Collection entries ->
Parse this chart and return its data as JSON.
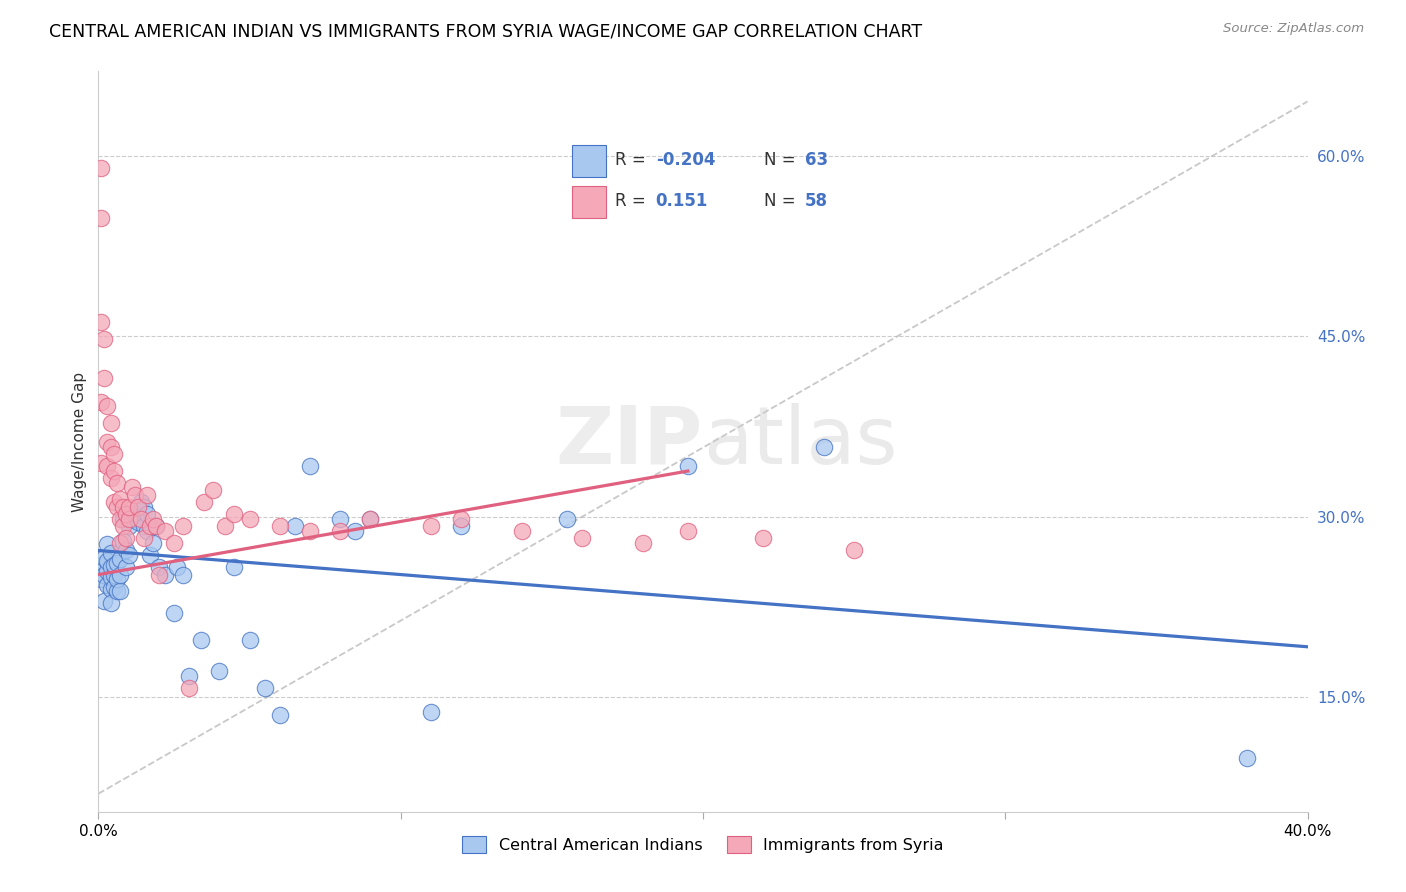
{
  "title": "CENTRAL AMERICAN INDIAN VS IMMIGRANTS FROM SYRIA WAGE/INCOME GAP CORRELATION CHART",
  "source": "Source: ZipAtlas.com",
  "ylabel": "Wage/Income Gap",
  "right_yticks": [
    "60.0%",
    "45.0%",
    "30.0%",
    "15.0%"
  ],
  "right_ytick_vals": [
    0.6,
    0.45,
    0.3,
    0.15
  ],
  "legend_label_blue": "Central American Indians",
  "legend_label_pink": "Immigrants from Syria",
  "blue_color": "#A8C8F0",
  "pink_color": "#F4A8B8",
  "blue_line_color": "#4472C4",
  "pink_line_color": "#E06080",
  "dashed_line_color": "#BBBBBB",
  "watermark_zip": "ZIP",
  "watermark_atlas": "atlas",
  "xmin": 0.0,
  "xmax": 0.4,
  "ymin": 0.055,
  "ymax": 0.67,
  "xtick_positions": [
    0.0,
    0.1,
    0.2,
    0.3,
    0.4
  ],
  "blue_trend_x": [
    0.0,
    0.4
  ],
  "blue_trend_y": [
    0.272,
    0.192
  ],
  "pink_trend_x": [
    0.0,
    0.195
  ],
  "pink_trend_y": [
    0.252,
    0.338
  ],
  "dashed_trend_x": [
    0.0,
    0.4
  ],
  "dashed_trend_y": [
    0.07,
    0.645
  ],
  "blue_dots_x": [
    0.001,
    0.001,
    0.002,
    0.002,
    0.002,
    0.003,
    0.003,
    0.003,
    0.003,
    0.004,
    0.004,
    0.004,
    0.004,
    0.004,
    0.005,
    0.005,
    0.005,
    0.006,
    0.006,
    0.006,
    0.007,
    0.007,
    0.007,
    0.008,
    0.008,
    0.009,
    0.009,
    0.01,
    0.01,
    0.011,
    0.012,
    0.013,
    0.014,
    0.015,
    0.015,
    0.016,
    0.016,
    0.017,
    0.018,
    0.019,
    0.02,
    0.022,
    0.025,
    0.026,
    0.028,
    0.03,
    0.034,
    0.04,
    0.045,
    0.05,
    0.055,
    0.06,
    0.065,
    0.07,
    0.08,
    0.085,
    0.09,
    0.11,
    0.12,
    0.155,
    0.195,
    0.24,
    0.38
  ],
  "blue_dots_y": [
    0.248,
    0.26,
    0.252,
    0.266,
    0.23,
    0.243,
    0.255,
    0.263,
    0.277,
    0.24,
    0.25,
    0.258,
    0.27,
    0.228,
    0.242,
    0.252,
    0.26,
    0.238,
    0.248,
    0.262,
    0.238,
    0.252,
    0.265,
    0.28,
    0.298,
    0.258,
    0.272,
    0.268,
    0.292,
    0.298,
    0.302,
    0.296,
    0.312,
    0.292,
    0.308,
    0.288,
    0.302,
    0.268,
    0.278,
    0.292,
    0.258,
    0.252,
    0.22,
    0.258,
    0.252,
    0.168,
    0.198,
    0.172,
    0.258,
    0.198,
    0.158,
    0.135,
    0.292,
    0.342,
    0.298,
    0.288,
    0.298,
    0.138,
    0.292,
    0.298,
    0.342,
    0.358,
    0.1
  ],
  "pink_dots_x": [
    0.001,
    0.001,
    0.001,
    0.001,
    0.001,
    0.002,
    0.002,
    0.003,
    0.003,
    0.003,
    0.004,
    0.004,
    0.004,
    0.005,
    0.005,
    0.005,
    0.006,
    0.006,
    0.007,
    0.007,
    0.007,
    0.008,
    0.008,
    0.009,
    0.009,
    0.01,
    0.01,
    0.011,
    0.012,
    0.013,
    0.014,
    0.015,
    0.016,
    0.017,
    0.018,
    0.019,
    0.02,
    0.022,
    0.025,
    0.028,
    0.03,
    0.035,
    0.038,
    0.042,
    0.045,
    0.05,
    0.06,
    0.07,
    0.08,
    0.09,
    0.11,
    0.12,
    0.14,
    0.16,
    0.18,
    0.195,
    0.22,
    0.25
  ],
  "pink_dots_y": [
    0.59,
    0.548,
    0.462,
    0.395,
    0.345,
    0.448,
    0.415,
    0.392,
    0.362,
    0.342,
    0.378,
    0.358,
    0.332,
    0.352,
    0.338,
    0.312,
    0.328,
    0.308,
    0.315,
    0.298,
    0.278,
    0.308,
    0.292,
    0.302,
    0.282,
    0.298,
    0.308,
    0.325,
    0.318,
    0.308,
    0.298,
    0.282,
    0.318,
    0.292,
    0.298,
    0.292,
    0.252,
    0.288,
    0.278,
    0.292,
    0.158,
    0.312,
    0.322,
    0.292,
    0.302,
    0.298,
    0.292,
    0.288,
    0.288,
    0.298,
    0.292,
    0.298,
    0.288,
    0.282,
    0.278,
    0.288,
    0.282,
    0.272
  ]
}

---

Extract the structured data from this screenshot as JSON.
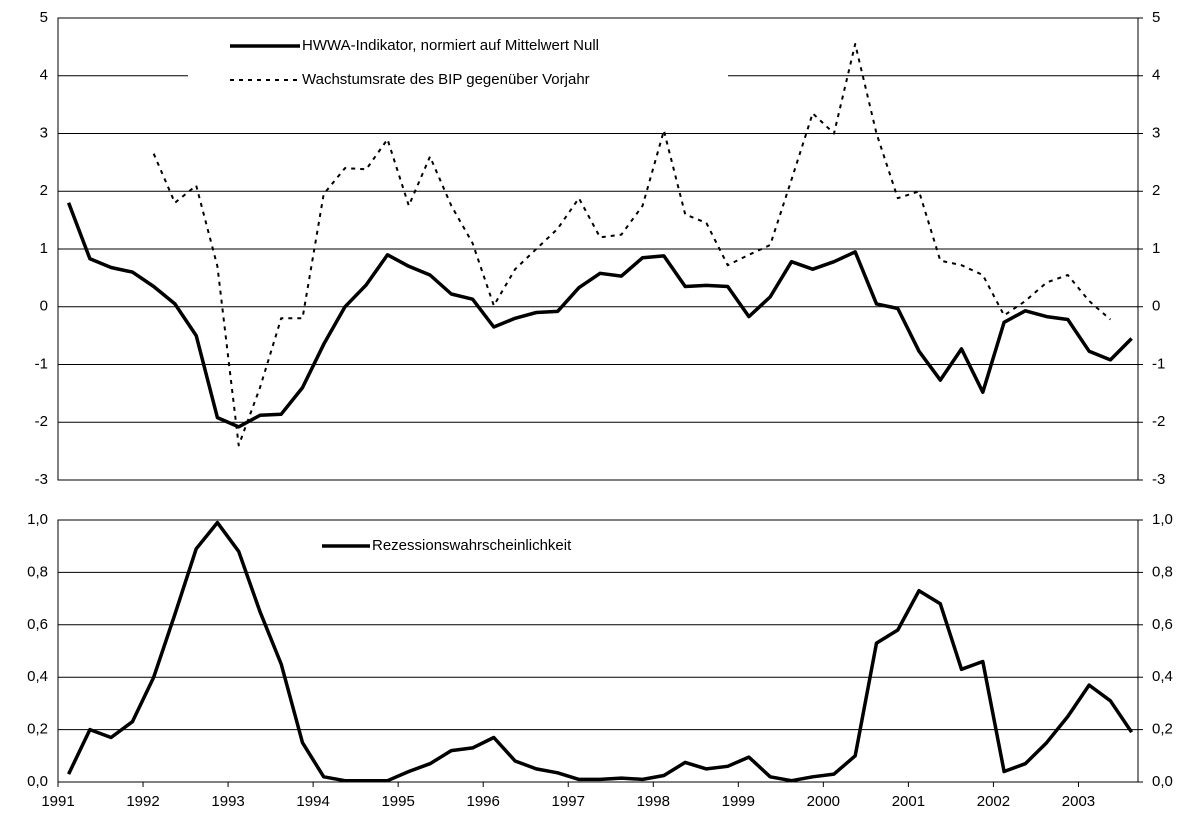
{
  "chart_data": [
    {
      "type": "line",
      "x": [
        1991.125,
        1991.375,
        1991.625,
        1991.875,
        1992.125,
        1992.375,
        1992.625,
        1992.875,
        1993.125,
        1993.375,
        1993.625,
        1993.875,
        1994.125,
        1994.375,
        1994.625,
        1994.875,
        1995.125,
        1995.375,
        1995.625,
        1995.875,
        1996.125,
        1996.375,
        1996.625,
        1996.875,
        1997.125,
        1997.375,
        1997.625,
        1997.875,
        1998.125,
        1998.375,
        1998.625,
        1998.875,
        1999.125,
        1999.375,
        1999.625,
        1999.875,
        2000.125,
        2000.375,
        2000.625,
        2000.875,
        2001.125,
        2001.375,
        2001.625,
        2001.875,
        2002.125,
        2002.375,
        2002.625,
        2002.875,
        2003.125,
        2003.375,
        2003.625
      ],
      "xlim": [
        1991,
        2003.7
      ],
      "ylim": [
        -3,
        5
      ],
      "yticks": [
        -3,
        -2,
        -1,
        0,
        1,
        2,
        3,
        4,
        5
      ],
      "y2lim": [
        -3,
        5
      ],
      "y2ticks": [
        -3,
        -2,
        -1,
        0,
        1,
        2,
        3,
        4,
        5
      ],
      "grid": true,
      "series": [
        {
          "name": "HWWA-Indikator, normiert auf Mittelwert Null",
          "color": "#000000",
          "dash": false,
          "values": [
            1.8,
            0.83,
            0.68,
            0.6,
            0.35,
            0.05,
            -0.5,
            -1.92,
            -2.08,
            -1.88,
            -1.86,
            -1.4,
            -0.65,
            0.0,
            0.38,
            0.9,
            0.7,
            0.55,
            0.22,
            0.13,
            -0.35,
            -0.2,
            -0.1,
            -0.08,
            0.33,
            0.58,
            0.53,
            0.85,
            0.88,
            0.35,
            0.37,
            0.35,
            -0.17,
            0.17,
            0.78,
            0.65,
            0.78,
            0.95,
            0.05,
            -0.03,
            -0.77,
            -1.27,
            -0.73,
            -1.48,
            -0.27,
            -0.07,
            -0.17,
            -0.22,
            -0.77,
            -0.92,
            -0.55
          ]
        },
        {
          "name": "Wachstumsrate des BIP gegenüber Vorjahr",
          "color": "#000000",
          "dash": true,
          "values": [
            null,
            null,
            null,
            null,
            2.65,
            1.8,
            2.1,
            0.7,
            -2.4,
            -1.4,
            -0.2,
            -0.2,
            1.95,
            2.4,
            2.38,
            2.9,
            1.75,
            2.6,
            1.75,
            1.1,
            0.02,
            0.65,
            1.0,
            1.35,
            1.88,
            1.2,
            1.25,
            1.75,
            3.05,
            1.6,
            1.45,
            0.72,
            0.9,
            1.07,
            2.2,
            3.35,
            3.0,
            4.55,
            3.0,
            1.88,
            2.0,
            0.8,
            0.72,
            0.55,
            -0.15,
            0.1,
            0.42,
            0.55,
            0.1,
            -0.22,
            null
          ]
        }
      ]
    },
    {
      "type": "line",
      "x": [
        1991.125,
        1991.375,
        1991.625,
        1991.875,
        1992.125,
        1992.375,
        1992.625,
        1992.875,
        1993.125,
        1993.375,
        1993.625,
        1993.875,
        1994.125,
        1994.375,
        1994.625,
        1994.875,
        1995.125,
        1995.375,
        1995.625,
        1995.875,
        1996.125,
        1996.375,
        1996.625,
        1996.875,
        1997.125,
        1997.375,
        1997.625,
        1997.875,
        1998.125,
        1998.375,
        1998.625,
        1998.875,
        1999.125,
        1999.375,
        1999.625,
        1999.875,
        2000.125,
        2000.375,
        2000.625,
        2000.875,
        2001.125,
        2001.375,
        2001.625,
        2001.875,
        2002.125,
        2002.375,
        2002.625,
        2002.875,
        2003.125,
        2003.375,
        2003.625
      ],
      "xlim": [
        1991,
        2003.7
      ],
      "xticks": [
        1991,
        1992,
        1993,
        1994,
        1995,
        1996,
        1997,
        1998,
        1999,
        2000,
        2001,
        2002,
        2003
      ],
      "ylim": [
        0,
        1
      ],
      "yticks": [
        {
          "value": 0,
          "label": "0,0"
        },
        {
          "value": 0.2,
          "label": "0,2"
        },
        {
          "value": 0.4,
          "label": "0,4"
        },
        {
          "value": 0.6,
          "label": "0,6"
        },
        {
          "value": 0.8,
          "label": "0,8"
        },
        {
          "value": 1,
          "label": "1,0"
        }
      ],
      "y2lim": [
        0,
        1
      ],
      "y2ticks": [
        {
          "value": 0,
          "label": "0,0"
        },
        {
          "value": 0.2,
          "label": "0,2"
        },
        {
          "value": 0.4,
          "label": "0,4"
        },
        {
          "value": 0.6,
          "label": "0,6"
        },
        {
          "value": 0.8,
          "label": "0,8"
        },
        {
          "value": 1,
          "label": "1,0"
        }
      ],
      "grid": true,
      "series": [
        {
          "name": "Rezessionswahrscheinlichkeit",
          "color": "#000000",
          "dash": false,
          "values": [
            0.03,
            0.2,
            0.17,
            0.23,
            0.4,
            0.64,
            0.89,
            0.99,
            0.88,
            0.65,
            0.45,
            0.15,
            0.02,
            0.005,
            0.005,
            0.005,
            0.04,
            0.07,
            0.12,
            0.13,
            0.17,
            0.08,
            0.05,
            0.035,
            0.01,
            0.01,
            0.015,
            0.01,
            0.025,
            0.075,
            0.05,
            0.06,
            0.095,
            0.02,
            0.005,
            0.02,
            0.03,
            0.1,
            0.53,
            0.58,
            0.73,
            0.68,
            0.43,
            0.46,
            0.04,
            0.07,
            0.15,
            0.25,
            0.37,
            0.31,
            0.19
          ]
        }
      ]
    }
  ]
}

Your goal -> Search the listing for the word "this". Copy every line in which it occurs.

Answer below ->
Parse this chart and return its data as JSON.
Extract the structured data from this screenshot as JSON.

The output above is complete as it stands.